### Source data

## START

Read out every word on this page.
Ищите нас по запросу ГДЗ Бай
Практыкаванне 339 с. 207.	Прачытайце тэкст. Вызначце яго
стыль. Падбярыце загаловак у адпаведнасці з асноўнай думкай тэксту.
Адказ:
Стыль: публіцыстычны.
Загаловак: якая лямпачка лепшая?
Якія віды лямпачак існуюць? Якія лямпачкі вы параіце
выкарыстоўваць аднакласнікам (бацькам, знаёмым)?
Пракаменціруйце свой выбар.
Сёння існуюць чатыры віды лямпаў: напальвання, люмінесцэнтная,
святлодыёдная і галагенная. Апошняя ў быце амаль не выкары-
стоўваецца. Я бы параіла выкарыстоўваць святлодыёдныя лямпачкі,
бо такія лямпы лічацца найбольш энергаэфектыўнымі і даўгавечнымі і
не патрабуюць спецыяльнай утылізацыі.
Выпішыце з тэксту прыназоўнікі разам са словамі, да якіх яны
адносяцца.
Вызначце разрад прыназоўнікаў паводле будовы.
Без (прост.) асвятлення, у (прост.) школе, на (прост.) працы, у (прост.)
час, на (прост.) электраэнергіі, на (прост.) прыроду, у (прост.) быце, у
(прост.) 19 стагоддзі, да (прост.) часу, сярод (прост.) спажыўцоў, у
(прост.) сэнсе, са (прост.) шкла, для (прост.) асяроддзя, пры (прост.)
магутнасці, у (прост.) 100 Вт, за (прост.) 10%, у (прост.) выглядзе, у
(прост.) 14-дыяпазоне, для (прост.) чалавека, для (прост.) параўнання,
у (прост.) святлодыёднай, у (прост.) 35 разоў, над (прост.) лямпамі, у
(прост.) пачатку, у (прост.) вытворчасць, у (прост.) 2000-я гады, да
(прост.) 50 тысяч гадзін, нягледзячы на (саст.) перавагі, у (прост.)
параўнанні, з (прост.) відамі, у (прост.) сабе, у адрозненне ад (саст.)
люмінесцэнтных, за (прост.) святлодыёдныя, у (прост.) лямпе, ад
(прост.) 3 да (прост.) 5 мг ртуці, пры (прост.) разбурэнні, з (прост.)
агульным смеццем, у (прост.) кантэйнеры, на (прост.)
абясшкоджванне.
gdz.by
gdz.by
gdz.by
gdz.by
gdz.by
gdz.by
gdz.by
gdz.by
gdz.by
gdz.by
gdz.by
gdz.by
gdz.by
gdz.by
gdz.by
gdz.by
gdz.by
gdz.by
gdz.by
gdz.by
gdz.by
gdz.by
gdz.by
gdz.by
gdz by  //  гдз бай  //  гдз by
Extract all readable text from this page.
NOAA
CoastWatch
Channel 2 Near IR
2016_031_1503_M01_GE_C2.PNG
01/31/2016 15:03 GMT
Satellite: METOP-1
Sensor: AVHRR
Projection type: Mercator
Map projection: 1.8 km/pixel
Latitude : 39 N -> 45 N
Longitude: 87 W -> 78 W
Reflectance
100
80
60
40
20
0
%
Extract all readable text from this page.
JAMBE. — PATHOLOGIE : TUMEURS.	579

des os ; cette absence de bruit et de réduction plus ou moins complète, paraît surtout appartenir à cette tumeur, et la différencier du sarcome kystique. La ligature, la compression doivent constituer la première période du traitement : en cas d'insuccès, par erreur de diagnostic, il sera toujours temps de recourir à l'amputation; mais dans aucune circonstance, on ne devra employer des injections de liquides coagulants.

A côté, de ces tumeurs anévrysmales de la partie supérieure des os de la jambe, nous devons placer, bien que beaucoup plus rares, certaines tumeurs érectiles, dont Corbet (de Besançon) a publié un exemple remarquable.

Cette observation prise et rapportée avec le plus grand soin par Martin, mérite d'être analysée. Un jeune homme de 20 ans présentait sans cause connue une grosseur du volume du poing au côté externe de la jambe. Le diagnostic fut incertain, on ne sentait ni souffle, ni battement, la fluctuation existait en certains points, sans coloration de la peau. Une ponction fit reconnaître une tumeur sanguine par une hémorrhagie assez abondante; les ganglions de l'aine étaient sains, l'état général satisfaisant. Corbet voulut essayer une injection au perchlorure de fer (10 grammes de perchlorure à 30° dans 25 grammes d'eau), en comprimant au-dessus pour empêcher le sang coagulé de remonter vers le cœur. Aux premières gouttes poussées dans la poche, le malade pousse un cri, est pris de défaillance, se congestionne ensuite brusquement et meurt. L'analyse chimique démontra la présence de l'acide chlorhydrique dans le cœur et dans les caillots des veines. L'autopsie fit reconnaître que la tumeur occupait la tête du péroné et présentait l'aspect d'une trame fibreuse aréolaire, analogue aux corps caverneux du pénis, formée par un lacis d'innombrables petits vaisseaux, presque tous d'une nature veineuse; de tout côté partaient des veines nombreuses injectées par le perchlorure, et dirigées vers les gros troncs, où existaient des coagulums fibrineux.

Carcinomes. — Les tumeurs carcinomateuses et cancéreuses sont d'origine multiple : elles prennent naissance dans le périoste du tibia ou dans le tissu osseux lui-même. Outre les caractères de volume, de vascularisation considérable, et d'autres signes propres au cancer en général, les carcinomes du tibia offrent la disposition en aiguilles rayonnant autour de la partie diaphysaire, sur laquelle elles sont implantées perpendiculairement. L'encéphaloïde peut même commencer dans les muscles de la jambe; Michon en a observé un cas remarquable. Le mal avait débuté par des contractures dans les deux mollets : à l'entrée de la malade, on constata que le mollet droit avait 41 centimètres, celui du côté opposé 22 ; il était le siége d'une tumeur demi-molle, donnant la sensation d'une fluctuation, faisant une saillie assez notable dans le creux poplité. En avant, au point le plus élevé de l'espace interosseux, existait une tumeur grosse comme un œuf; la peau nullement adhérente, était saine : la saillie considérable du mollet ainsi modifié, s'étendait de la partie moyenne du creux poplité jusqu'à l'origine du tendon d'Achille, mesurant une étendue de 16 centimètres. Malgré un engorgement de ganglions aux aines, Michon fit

## END

### PROBLEM REQUIREMENTS
Copy every line of the material, please, keeping it exactly the same.

### RESULT BELOW
Read out every word on this page.
Ищите нас по запросу ГДЗ Бай
Практыкаванне 339 с. 207.	Прачытайце тэкст. Вызначце яго
стыль. Падбярыце загаловак у адпаведнасці з асноўнай думкай тэксту.
Адказ:
Стыль: публіцыстычны.
Загаловак: якая лямпачка лепшая?
Якія віды лямпачак існуюць? Якія лямпачкі вы параіце
выкарыстоўваць аднакласнікам (бацькам, знаёмым)?
Пракаменціруйце свой выбар.
Сёння існуюць чатыры віды лямпаў: напальвання, люмінесцэнтная,
святлодыёдная і галагенная. Апошняя ў быце амаль не выкары-
стоўваецца. Я бы параіла выкарыстоўваць святлодыёдныя лямпачкі,
бо такія лямпы лічацца найбольш энергаэфектыўнымі і даўгавечнымі і
не патрабуюць спецыяльнай утылізацыі.
Выпішыце з тэксту прыназоўнікі разам са словамі, да якіх яны
адносяцца.
Вызначце разрад прыназоўнікаў паводле будовы.
Без (прост.) асвятлення, у (прост.) школе, на (прост.) працы, у (прост.)
час, на (прост.) электраэнергіі, на (прост.) прыроду, у (прост.) быце, у
(прост.) 19 стагоддзі, да (прост.) часу, сярод (прост.) спажыўцоў, у
(прост.) сэнсе, са (прост.) шкла, для (прост.) асяроддзя, пры (прост.)
магутнасці, у (прост.) 100 Вт, за (прост.) 10%, у (прост.) выглядзе, у
(прост.) 14-дыяпазоне, для (прост.) чалавека, для (прост.) параўнання,
у (прост.) святлодыёднай, у (прост.) 35 разоў, над (прост.) лямпамі, у
(прост.) пачатку, у (прост.) вытворчасць, у (прост.) 2000-я гады, да
(прост.) 50 тысяч гадзін, нягледзячы на (саст.) перавагі, у (прост.)
параўнанні, з (прост.) відамі, у (прост.) сабе, у адрозненне ад (саст.)
люмінесцэнтных, за (прост.) святлодыёдныя, у (прост.) лямпе, ад
(прост.) 3 да (прост.) 5 мг ртуці, пры (прост.) разбурэнні, з (прост.)
агульным смеццем, у (прост.) кантэйнеры, на (прост.)
абясшкоджванне.
gdz.by
gdz.by
gdz.by
gdz.by
gdz.by
gdz.by
gdz.by
gdz.by
gdz.by
gdz.by
gdz.by
gdz.by
gdz.by
gdz.by
gdz.by
gdz.by
gdz.by
gdz.by
gdz.by
gdz.by
gdz.by
gdz.by
gdz.by
gdz.by
gdz by  //  гдз бай  //  гдз by
Extract all readable text from this page.
NOAA
CoastWatch
Channel 2 Near IR
2016_031_1503_M01_GE_C2.PNG
01/31/2016 15:03 GMT
Satellite: METOP-1
Sensor: AVHRR
Projection type: Mercator
Map projection: 1.8 km/pixel
Latitude : 39 N -> 45 N
Longitude: 87 W -> 78 W
Reflectance
100
80
60
40
20
0
%
Extract all readable text from this page.
JAMBE. — PATHOLOGIE : TUMEURS.	579

des os ; cette absence de bruit et de réduction plus ou moins complète, paraît surtout appartenir à cette tumeur, et la différencier du sarcome kystique. La ligature, la compression doivent constituer la première période du traitement : en cas d'insuccès, par erreur de diagnostic, il sera toujours temps de recourir à l'amputation; mais dans aucune circonstance, on ne devra employer des injections de liquides coagulants.

A côté, de ces tumeurs anévrysmales de la partie supérieure des os de la jambe, nous devons placer, bien que beaucoup plus rares, certaines tumeurs érectiles, dont Corbet (de Besançon) a publié un exemple remarquable.

Cette observation prise et rapportée avec le plus grand soin par Martin, mérite d'être analysée. Un jeune homme de 20 ans présentait sans cause connue une grosseur du volume du poing au côté externe de la jambe. Le diagnostic fut incertain, on ne sentait ni souffle, ni battement, la fluctuation existait en certains points, sans coloration de la peau. Une ponction fit reconnaître une tumeur sanguine par une hémorrhagie assez abondante; les ganglions de l'aine étaient sains, l'état général satisfaisant. Corbet voulut essayer une injection au perchlorure de fer (10 grammes de perchlorure à 30° dans 25 grammes d'eau), en comprimant au-dessus pour empêcher le sang coagulé de remonter vers le cœur. Aux premières gouttes poussées dans la poche, le malade pousse un cri, est pris de défaillance, se congestionne ensuite brusquement et meurt. L'analyse chimique démontra la présence de l'acide chlorhydrique dans le cœur et dans les caillots des veines. L'autopsie fit reconnaître que la tumeur occupait la tête du péroné et présentait l'aspect d'une trame fibreuse aréolaire, analogue aux corps caverneux du pénis, formée par un lacis d'innombrables petits vaisseaux, presque tous d'une nature veineuse; de tout côté partaient des veines nombreuses injectées par le perchlorure, et dirigées vers les gros troncs, où existaient des coagulums fibrineux.

Carcinomes. — Les tumeurs carcinomateuses et cancéreuses sont d'origine multiple : elles prennent naissance dans le périoste du tibia ou dans le tissu osseux lui-même. Outre les caractères de volume, de vascularisation considérable, et d'autres signes propres au cancer en général, les carcinomes du tibia offrent la disposition en aiguilles rayonnant autour de la partie diaphysaire, sur laquelle elles sont implantées perpendiculairement. L'encéphaloïde peut même commencer dans les muscles de la jambe; Michon en a observé un cas remarquable. Le mal avait débuté par des contractures dans les deux mollets : à l'entrée de la malade, on constata que le mollet droit avait 41 centimètres, celui du côté opposé 22 ; il était le siége d'une tumeur demi-molle, donnant la sensation d'une fluctuation, faisant une saillie assez notable dans le creux poplité. En avant, au point le plus élevé de l'espace interosseux, existait une tumeur grosse comme un œuf; la peau nullement adhérente, était saine : la saillie considérable du mollet ainsi modifié, s'étendait de la partie moyenne du creux poplité jusqu'à l'origine du tendon d'Achille, mesurant une étendue de 16 centimètres. Malgré un engorgement de ganglions aux aines, Michon fit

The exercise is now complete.